__Brief__: Out of the lines below, please list those that hold the string "Daily".

Records from a collection of figures
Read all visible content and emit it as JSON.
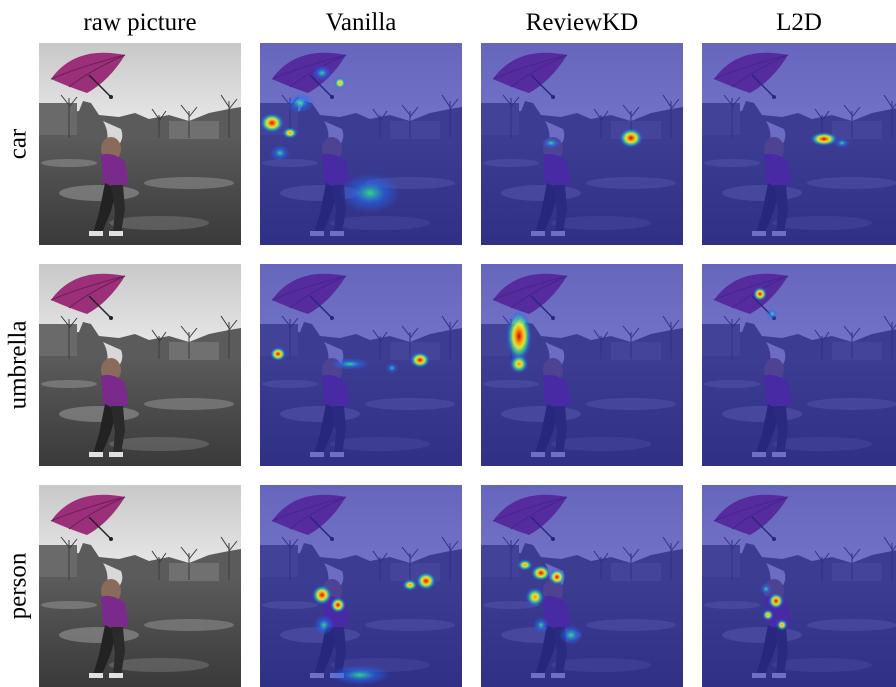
{
  "columns": [
    "raw picture",
    "Vanilla",
    "ReviewKD",
    "L2D"
  ],
  "rows": [
    "car",
    "umbrella",
    "person"
  ],
  "overlay_color": "#2a2ab4",
  "umbrella_color": "#9c2f7a",
  "heat_colors": {
    "hot": "#cc0000",
    "warm": "#ff9a00",
    "mid": "#ffff30",
    "cool": "#30ff90",
    "cold": "#2070ff"
  }
}
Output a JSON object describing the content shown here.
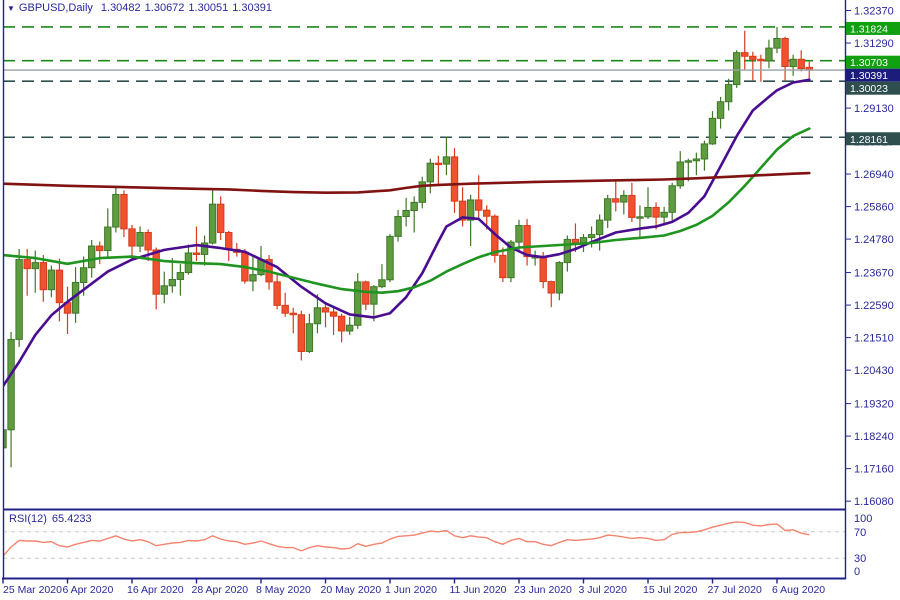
{
  "header": {
    "symbol": "GBPUSD,Daily",
    "open": "1.30482",
    "high": "1.30672",
    "low": "1.30051",
    "close": "1.30391"
  },
  "colors": {
    "background": "#ffffff",
    "frame": "#22228c",
    "axis_text": "#29299b",
    "bull_fill": "#5f9c40",
    "bull_stroke": "#3e7728",
    "bear_fill": "#f0512e",
    "bear_stroke": "#d63c1b",
    "ma_fast": "#4a0d90",
    "ma_mid": "#209420",
    "ma_slow": "#801212",
    "level_green": "#1b8a1b",
    "level_slate": "#2F4F4F",
    "bid_line": "#98a2a8",
    "tag_green": "#10a010",
    "tag_navy": "#1c1c7d",
    "tag_slate": "#2F4F4F",
    "tag_text": "#ffffff",
    "rsi_line": "#f5846f",
    "rsi_grid": "#c8c8c8"
  },
  "chart_data": {
    "type": "candlestick",
    "title": "GBPUSD,Daily",
    "ylim": [
      1.15886,
      1.32718
    ],
    "grid": "off",
    "price_ticks": [
      "1.32370",
      "1.31290",
      "1.29130",
      "1.28020",
      "1.26940",
      "1.25860",
      "1.24780",
      "1.23670",
      "1.22590",
      "1.21510",
      "1.20430",
      "1.19320",
      "1.18240",
      "1.17160",
      "1.16080"
    ],
    "x_ticks": [
      {
        "label": "25 Mar 2020",
        "bar": 0
      },
      {
        "label": "6 Apr 2020",
        "bar": 8
      },
      {
        "label": "16 Apr 2020",
        "bar": 16
      },
      {
        "label": "28 Apr 2020",
        "bar": 24
      },
      {
        "label": "8 May 2020",
        "bar": 32
      },
      {
        "label": "20 May 2020",
        "bar": 40
      },
      {
        "label": "1 Jun 2020",
        "bar": 48
      },
      {
        "label": "11 Jun 2020",
        "bar": 56
      },
      {
        "label": "23 Jun 2020",
        "bar": 64
      },
      {
        "label": "3 Jul 2020",
        "bar": 72
      },
      {
        "label": "15 Jul 2020",
        "bar": 80
      },
      {
        "label": "27 Jul 2020",
        "bar": 88
      },
      {
        "label": "6 Aug 2020",
        "bar": 96
      }
    ],
    "levels": [
      {
        "label": "1.31824",
        "price": 1.31824,
        "line": "dashed",
        "color_key": "level_green",
        "tag_key": "tag_green"
      },
      {
        "label": "1.30703",
        "price": 1.30703,
        "line": "dashed",
        "color_key": "level_green",
        "tag_key": "tag_green"
      },
      {
        "label": "1.30391",
        "price": 1.30391,
        "line": "solid",
        "color_key": "bid_line",
        "tag_key": "tag_navy"
      },
      {
        "label": "1.30023",
        "price": 1.30023,
        "line": "dashed",
        "color_key": "level_slate",
        "tag_key": "tag_slate"
      },
      {
        "label": "1.28161",
        "price": 1.28161,
        "line": "dashed",
        "color_key": "level_slate",
        "tag_key": "tag_slate"
      }
    ],
    "candles": [
      [
        1.1785,
        1.1855,
        1.1665,
        1.1845
      ],
      [
        1.1845,
        1.217,
        1.172,
        1.2145
      ],
      [
        1.2145,
        1.2445,
        1.212,
        1.241
      ],
      [
        1.241,
        1.2445,
        1.229,
        1.238
      ],
      [
        1.238,
        1.244,
        1.23,
        1.24
      ],
      [
        1.24,
        1.2425,
        1.227,
        1.231
      ],
      [
        1.231,
        1.239,
        1.2285,
        1.2375
      ],
      [
        1.2375,
        1.2413,
        1.2205,
        1.2267
      ],
      [
        1.2267,
        1.232,
        1.2163,
        1.2232
      ],
      [
        1.2232,
        1.2385,
        1.22,
        1.2334
      ],
      [
        1.2334,
        1.242,
        1.229,
        1.2383
      ],
      [
        1.2383,
        1.2475,
        1.235,
        1.2455
      ],
      [
        1.2455,
        1.247,
        1.2395,
        1.244
      ],
      [
        1.244,
        1.258,
        1.242,
        1.2518
      ],
      [
        1.2518,
        1.265,
        1.25,
        1.2626
      ],
      [
        1.2626,
        1.264,
        1.2485,
        1.2512
      ],
      [
        1.2512,
        1.2525,
        1.2405,
        1.2455
      ],
      [
        1.2455,
        1.252,
        1.2435,
        1.25
      ],
      [
        1.25,
        1.251,
        1.2405,
        1.2442
      ],
      [
        1.2442,
        1.245,
        1.2245,
        1.2295
      ],
      [
        1.2295,
        1.237,
        1.2265,
        1.2323
      ],
      [
        1.2323,
        1.2415,
        1.23,
        1.2344
      ],
      [
        1.2344,
        1.2395,
        1.229,
        1.2367
      ],
      [
        1.2367,
        1.246,
        1.236,
        1.2432
      ],
      [
        1.2432,
        1.252,
        1.2405,
        1.2427
      ],
      [
        1.2427,
        1.249,
        1.239,
        1.2465
      ],
      [
        1.2465,
        1.2643,
        1.246,
        1.2594
      ],
      [
        1.2594,
        1.262,
        1.2475,
        1.25
      ],
      [
        1.25,
        1.2505,
        1.2405,
        1.2444
      ],
      [
        1.2444,
        1.2465,
        1.242,
        1.2434
      ],
      [
        1.2434,
        1.2445,
        1.233,
        1.2339
      ],
      [
        1.2339,
        1.242,
        1.2305,
        1.236
      ],
      [
        1.236,
        1.2455,
        1.2355,
        1.241
      ],
      [
        1.241,
        1.2425,
        1.231,
        1.2336
      ],
      [
        1.2336,
        1.2365,
        1.2245,
        1.2258
      ],
      [
        1.2258,
        1.23,
        1.222,
        1.2232
      ],
      [
        1.2232,
        1.225,
        1.2165,
        1.2227
      ],
      [
        1.2227,
        1.224,
        1.2075,
        1.2105
      ],
      [
        1.2105,
        1.223,
        1.21,
        1.2197
      ],
      [
        1.2197,
        1.2295,
        1.2165,
        1.225
      ],
      [
        1.225,
        1.2262,
        1.2185,
        1.2236
      ],
      [
        1.2236,
        1.2255,
        1.216,
        1.2222
      ],
      [
        1.2222,
        1.223,
        1.2135,
        1.2173
      ],
      [
        1.2173,
        1.222,
        1.216,
        1.2192
      ],
      [
        1.2192,
        1.2365,
        1.218,
        1.2336
      ],
      [
        1.2336,
        1.234,
        1.2242,
        1.2262
      ],
      [
        1.2262,
        1.2325,
        1.2205,
        1.232
      ],
      [
        1.232,
        1.2395,
        1.2315,
        1.2343
      ],
      [
        1.2343,
        1.2495,
        1.2335,
        1.2487
      ],
      [
        1.2487,
        1.2575,
        1.247,
        1.2553
      ],
      [
        1.2553,
        1.2615,
        1.252,
        1.2573
      ],
      [
        1.2573,
        1.262,
        1.25,
        1.26
      ],
      [
        1.26,
        1.2685,
        1.258,
        1.2668
      ],
      [
        1.2668,
        1.2745,
        1.263,
        1.273
      ],
      [
        1.273,
        1.2755,
        1.266,
        1.2727
      ],
      [
        1.2727,
        1.2816,
        1.269,
        1.2751
      ],
      [
        1.2751,
        1.278,
        1.2565,
        1.2604
      ],
      [
        1.2604,
        1.265,
        1.252,
        1.2541
      ],
      [
        1.2541,
        1.2625,
        1.2455,
        1.2608
      ],
      [
        1.2608,
        1.269,
        1.254,
        1.2574
      ],
      [
        1.2574,
        1.259,
        1.251,
        1.2554
      ],
      [
        1.2554,
        1.256,
        1.24,
        1.2424
      ],
      [
        1.2424,
        1.245,
        1.2335,
        1.235
      ],
      [
        1.235,
        1.2475,
        1.2335,
        1.2468
      ],
      [
        1.2468,
        1.2542,
        1.244,
        1.2523
      ],
      [
        1.2523,
        1.2545,
        1.239,
        1.242
      ],
      [
        1.242,
        1.244,
        1.239,
        1.242
      ],
      [
        1.242,
        1.2435,
        1.2315,
        1.2337
      ],
      [
        1.2337,
        1.234,
        1.2252,
        1.2299
      ],
      [
        1.2299,
        1.2405,
        1.2275,
        1.24
      ],
      [
        1.24,
        1.249,
        1.237,
        1.2477
      ],
      [
        1.2477,
        1.253,
        1.2435,
        1.2466
      ],
      [
        1.2466,
        1.2495,
        1.2435,
        1.2483
      ],
      [
        1.2483,
        1.252,
        1.245,
        1.2493
      ],
      [
        1.2493,
        1.256,
        1.244,
        1.2541
      ],
      [
        1.2541,
        1.2625,
        1.2515,
        1.2612
      ],
      [
        1.2612,
        1.267,
        1.257,
        1.2601
      ],
      [
        1.2601,
        1.264,
        1.256,
        1.2623
      ],
      [
        1.2623,
        1.2665,
        1.2535,
        1.255
      ],
      [
        1.255,
        1.259,
        1.248,
        1.2552
      ],
      [
        1.2552,
        1.265,
        1.2545,
        1.2583
      ],
      [
        1.2583,
        1.26,
        1.251,
        1.2551
      ],
      [
        1.2551,
        1.2585,
        1.2523,
        1.2567
      ],
      [
        1.2567,
        1.2665,
        1.254,
        1.2655
      ],
      [
        1.2655,
        1.277,
        1.2645,
        1.2734
      ],
      [
        1.2734,
        1.2745,
        1.267,
        1.2738
      ],
      [
        1.2738,
        1.2765,
        1.269,
        1.2744
      ],
      [
        1.2744,
        1.2805,
        1.2705,
        1.2794
      ],
      [
        1.2794,
        1.2903,
        1.2791,
        1.2879
      ],
      [
        1.2879,
        1.295,
        1.2845,
        1.2934
      ],
      [
        1.2934,
        1.301,
        1.2905,
        1.2991
      ],
      [
        1.2991,
        1.3105,
        1.298,
        1.3097
      ],
      [
        1.3097,
        1.317,
        1.304,
        1.3085
      ],
      [
        1.3085,
        1.31,
        1.3005,
        1.3075
      ],
      [
        1.3075,
        1.309,
        1.3,
        1.307
      ],
      [
        1.307,
        1.314,
        1.3045,
        1.3112
      ],
      [
        1.3112,
        1.31824,
        1.3095,
        1.3144
      ],
      [
        1.3144,
        1.315,
        1.3005,
        1.3051
      ],
      [
        1.3051,
        1.309,
        1.302,
        1.3075
      ],
      [
        1.3075,
        1.3105,
        1.3035,
        1.3044
      ],
      [
        1.30482,
        1.30672,
        1.30051,
        1.30391
      ]
    ],
    "ma_series": [
      {
        "name": "ma-fast-purple",
        "color_key": "ma_fast",
        "points": [
          [
            0,
            1.199
          ],
          [
            2,
            1.207
          ],
          [
            4,
            1.216
          ],
          [
            6,
            1.2225
          ],
          [
            8,
            1.227
          ],
          [
            10,
            1.231
          ],
          [
            13,
            1.237
          ],
          [
            16,
            1.241
          ],
          [
            20,
            1.2442
          ],
          [
            24,
            1.2458
          ],
          [
            27,
            1.2448
          ],
          [
            30,
            1.2436
          ],
          [
            34,
            1.2385
          ],
          [
            37,
            1.232
          ],
          [
            40,
            1.2265
          ],
          [
            43,
            1.2228
          ],
          [
            46,
            1.2218
          ],
          [
            48,
            1.2232
          ],
          [
            50,
            1.2285
          ],
          [
            52,
            1.2365
          ],
          [
            54,
            1.247
          ],
          [
            55,
            1.252
          ],
          [
            57,
            1.255
          ],
          [
            59,
            1.2545
          ],
          [
            61,
            1.2495
          ],
          [
            63,
            1.245
          ],
          [
            65,
            1.2425
          ],
          [
            67,
            1.2418
          ],
          [
            69,
            1.2428
          ],
          [
            71,
            1.2445
          ],
          [
            73,
            1.2468
          ],
          [
            76,
            1.25
          ],
          [
            79,
            1.2513
          ],
          [
            81,
            1.252
          ],
          [
            83,
            1.2535
          ],
          [
            85,
            1.2565
          ],
          [
            87,
            1.262
          ],
          [
            89,
            1.272
          ],
          [
            91,
            1.282
          ],
          [
            93,
            1.2905
          ],
          [
            95,
            1.295
          ],
          [
            96,
            1.2972
          ],
          [
            98,
            1.2998
          ],
          [
            100,
            1.3007
          ]
        ]
      },
      {
        "name": "ma-mid-green",
        "color_key": "ma_mid",
        "points": [
          [
            0,
            1.2425
          ],
          [
            4,
            1.2415
          ],
          [
            8,
            1.2396
          ],
          [
            12,
            1.2415
          ],
          [
            16,
            1.242
          ],
          [
            20,
            1.2405
          ],
          [
            24,
            1.2398
          ],
          [
            27,
            1.2395
          ],
          [
            30,
            1.2385
          ],
          [
            33,
            1.237
          ],
          [
            36,
            1.235
          ],
          [
            39,
            1.233
          ],
          [
            42,
            1.2312
          ],
          [
            45,
            1.2303
          ],
          [
            47,
            1.23
          ],
          [
            49,
            1.2305
          ],
          [
            51,
            1.2318
          ],
          [
            53,
            1.234
          ],
          [
            55,
            1.237
          ],
          [
            57,
            1.2395
          ],
          [
            59,
            1.2418
          ],
          [
            61,
            1.2435
          ],
          [
            64,
            1.245
          ],
          [
            67,
            1.2455
          ],
          [
            70,
            1.246
          ],
          [
            73,
            1.2465
          ],
          [
            76,
            1.2475
          ],
          [
            79,
            1.2482
          ],
          [
            82,
            1.249
          ],
          [
            84,
            1.2505
          ],
          [
            86,
            1.2525
          ],
          [
            88,
            1.2555
          ],
          [
            90,
            1.26
          ],
          [
            92,
            1.2655
          ],
          [
            94,
            1.2715
          ],
          [
            96,
            1.2775
          ],
          [
            98,
            1.282
          ],
          [
            100,
            1.2845
          ]
        ]
      },
      {
        "name": "ma-slow-maroon",
        "color_key": "ma_slow",
        "points": [
          [
            0,
            1.2662
          ],
          [
            8,
            1.2655
          ],
          [
            16,
            1.265
          ],
          [
            24,
            1.2645
          ],
          [
            28,
            1.2643
          ],
          [
            32,
            1.2638
          ],
          [
            36,
            1.2634
          ],
          [
            40,
            1.2632
          ],
          [
            44,
            1.2633
          ],
          [
            48,
            1.264
          ],
          [
            50,
            1.2648
          ],
          [
            52,
            1.2655
          ],
          [
            54,
            1.2658
          ],
          [
            58,
            1.2662
          ],
          [
            62,
            1.2665
          ],
          [
            66,
            1.2668
          ],
          [
            70,
            1.267
          ],
          [
            74,
            1.2672
          ],
          [
            78,
            1.2674
          ],
          [
            82,
            1.2676
          ],
          [
            86,
            1.268
          ],
          [
            90,
            1.2685
          ],
          [
            94,
            1.269
          ],
          [
            98,
            1.2695
          ],
          [
            100,
            1.2697
          ]
        ]
      }
    ],
    "rsi": {
      "label": "RSI(12)",
      "value": "65.4233",
      "ylim": [
        0,
        100
      ],
      "guide_levels": [
        70,
        30
      ],
      "scale": [
        {
          "label": "100",
          "value": 100
        },
        {
          "label": "70",
          "value": 70
        },
        {
          "label": "30",
          "value": 30
        },
        {
          "label": "0",
          "value": 0
        }
      ],
      "values": [
        33,
        47,
        57,
        56,
        56,
        54,
        55,
        49,
        47,
        51,
        54,
        57,
        56,
        60,
        64,
        59,
        56,
        58,
        55,
        49,
        51,
        53,
        54,
        57,
        56,
        58,
        64,
        59,
        56,
        55,
        51,
        53,
        56,
        52,
        48,
        46,
        46,
        41,
        46,
        49,
        47,
        46,
        44,
        45,
        52,
        48,
        51,
        53,
        59,
        63,
        64,
        65,
        68,
        71,
        70,
        72,
        64,
        61,
        64,
        62,
        61,
        55,
        51,
        57,
        60,
        55,
        55,
        51,
        49,
        54,
        58,
        57,
        58,
        59,
        61,
        65,
        64,
        62,
        60,
        61,
        60,
        57,
        58,
        66,
        69,
        69,
        70,
        73,
        77,
        80,
        83,
        85,
        84,
        80,
        79,
        81,
        82,
        72,
        73,
        68,
        65.4
      ]
    }
  }
}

__Solution for this exercise__:
    "symbol": "GBPUSD,Daily",
    "title": "GBPUSD,Daily",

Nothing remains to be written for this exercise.